** Start of Material **

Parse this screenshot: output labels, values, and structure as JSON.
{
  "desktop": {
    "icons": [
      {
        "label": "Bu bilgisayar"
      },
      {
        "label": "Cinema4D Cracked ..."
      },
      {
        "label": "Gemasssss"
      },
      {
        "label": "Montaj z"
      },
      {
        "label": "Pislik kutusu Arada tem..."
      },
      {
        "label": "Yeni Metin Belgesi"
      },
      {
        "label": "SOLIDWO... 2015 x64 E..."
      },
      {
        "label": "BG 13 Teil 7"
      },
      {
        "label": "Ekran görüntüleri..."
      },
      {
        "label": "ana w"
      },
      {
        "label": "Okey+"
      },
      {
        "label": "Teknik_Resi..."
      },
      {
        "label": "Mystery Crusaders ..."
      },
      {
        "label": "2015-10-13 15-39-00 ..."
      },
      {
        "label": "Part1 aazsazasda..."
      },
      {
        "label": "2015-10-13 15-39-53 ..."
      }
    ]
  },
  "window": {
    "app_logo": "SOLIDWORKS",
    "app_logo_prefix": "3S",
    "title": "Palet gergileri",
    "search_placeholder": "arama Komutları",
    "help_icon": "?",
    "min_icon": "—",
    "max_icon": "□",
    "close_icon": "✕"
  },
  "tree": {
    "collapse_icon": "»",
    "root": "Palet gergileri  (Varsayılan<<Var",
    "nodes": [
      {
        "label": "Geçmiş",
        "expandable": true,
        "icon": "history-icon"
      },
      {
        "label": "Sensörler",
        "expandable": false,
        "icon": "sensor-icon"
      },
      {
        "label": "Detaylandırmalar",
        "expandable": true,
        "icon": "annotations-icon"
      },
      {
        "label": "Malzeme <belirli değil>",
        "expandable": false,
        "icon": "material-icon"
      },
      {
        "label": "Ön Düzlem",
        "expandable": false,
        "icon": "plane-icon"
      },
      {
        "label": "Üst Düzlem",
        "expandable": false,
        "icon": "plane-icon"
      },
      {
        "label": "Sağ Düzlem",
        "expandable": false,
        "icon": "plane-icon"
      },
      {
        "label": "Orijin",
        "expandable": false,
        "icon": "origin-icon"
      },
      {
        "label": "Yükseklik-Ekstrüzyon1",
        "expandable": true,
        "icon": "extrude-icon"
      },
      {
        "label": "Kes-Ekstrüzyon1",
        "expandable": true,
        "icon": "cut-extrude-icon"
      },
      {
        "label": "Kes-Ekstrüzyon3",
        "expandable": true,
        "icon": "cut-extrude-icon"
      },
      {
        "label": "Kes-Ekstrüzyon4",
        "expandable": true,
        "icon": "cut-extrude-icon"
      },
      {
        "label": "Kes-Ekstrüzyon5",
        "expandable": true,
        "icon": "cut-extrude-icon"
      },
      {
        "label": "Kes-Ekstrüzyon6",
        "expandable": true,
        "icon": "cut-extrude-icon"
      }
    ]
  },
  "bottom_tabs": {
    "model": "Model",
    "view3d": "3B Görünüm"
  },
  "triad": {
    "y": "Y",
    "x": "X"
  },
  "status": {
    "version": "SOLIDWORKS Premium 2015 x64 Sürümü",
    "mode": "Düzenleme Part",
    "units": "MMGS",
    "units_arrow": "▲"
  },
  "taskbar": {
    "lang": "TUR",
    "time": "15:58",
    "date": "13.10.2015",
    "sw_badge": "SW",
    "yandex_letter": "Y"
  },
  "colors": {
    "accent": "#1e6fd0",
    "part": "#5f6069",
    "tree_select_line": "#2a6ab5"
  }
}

** End of Material **

*Exercise task*: Extract every line from the records above that contains the word "Düzlem".

*Response to the exercise*:
        "label": "Ön Düzlem",
        "label": "Üst Düzlem",
        "label": "Sağ Düzlem",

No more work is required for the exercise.